Dataset items:

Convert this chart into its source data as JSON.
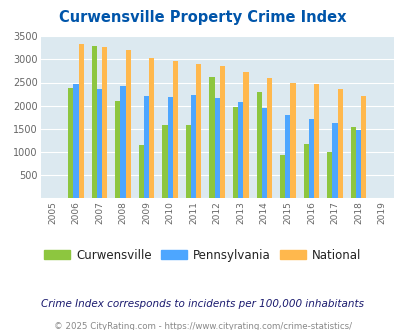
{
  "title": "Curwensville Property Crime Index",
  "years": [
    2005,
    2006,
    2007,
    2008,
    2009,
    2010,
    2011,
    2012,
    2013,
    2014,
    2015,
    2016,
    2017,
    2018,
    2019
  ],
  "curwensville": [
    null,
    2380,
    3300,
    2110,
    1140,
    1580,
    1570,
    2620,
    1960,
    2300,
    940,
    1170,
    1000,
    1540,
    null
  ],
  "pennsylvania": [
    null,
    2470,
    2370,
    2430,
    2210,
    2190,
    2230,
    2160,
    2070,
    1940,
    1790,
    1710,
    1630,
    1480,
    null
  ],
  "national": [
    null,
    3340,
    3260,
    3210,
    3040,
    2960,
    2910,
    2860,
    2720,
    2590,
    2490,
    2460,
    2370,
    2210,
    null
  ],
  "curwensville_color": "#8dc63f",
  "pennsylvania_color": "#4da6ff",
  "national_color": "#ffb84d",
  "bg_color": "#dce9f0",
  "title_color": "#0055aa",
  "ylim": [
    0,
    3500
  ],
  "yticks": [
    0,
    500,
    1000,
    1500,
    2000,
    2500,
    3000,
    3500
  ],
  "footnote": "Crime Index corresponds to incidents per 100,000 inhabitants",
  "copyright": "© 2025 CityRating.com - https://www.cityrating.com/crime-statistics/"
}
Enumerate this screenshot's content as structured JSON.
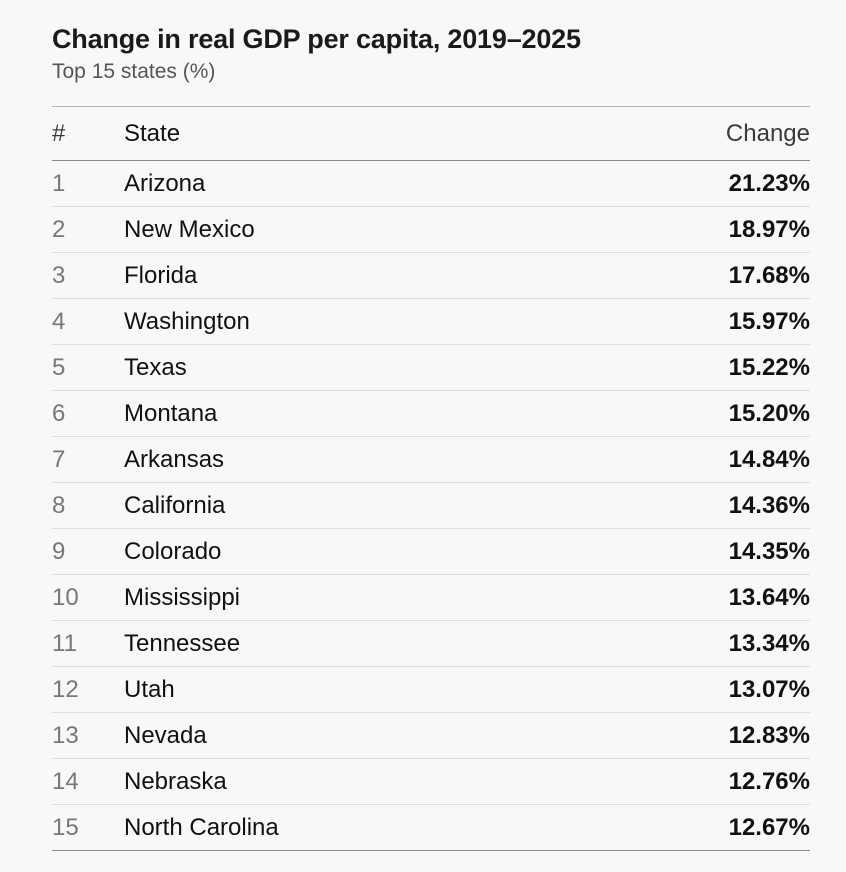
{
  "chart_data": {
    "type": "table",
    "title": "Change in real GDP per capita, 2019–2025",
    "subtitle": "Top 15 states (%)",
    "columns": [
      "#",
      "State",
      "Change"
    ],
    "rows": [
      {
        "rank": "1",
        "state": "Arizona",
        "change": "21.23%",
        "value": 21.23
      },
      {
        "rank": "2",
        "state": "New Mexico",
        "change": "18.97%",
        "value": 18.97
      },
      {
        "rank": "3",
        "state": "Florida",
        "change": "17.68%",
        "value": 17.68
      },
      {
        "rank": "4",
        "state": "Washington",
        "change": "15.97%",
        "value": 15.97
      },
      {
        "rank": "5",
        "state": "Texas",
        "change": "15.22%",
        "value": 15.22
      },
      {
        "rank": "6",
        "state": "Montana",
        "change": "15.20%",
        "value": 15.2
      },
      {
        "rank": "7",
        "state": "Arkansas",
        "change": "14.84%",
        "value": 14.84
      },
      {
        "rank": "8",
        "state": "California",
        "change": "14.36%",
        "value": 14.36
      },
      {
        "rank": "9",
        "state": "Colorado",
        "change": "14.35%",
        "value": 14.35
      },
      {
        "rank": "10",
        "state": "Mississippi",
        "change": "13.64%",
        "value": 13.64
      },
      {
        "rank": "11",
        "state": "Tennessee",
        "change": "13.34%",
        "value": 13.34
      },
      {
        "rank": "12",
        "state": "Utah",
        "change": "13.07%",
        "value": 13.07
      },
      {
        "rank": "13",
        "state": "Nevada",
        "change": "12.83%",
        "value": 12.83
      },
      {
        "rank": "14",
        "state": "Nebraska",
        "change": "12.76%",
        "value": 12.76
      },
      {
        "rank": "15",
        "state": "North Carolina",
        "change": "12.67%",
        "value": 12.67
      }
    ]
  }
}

EXERCISE DIRECTIONS — In the entries above, some lines may contain the string "this"; report how many, without additional comment.

EXERCISE OUTPUT — 2